*Work request*.
Below are entries; work out how many of their lines include the string "rats", and reply with the number only.

[Extracted records]
•••••

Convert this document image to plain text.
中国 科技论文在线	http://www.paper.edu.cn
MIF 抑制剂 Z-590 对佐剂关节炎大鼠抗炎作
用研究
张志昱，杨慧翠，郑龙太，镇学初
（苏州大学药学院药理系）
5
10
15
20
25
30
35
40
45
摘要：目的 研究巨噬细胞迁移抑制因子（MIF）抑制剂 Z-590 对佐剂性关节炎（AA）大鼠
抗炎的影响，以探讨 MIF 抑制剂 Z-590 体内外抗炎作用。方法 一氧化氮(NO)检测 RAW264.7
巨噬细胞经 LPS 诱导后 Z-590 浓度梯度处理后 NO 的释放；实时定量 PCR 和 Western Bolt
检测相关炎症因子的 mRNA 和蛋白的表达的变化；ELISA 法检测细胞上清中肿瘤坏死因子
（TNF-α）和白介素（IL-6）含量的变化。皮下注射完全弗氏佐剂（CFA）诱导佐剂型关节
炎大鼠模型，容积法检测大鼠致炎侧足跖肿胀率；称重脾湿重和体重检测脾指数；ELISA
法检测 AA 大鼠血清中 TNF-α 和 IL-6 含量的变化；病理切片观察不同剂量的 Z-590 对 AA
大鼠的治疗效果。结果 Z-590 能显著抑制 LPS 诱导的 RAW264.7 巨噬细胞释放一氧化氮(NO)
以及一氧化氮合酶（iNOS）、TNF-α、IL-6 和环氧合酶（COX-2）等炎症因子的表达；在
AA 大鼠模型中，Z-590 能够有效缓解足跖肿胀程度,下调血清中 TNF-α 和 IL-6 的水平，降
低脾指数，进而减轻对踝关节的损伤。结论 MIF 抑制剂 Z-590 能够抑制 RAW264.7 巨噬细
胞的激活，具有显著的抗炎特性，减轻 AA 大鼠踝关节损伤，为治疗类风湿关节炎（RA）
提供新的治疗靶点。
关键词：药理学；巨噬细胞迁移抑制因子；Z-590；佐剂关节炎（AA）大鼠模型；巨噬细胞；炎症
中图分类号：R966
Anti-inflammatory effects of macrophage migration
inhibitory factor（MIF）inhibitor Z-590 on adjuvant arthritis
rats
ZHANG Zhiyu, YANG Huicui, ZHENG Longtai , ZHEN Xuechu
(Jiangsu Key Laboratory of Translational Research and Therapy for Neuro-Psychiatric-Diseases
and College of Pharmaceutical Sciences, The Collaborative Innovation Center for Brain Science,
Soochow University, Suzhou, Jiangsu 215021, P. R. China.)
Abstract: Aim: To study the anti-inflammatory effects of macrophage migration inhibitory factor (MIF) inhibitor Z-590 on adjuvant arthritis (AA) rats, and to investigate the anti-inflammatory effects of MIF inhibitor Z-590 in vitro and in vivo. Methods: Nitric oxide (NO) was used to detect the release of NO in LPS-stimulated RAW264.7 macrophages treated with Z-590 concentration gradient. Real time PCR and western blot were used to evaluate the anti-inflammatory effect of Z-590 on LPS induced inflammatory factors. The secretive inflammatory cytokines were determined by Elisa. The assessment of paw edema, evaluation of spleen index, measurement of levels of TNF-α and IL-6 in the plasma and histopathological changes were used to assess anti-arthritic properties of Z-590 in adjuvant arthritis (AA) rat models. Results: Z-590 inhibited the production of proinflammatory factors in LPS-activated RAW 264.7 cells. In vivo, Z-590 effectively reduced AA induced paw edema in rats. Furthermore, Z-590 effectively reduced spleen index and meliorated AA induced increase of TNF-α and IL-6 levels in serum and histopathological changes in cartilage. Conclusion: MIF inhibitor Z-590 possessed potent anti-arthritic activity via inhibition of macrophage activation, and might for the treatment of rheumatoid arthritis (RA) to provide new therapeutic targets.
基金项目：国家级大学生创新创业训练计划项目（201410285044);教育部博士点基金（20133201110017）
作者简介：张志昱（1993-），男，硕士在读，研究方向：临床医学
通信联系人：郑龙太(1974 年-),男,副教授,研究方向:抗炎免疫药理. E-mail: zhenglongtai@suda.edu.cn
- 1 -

•••••

*Answer*.
2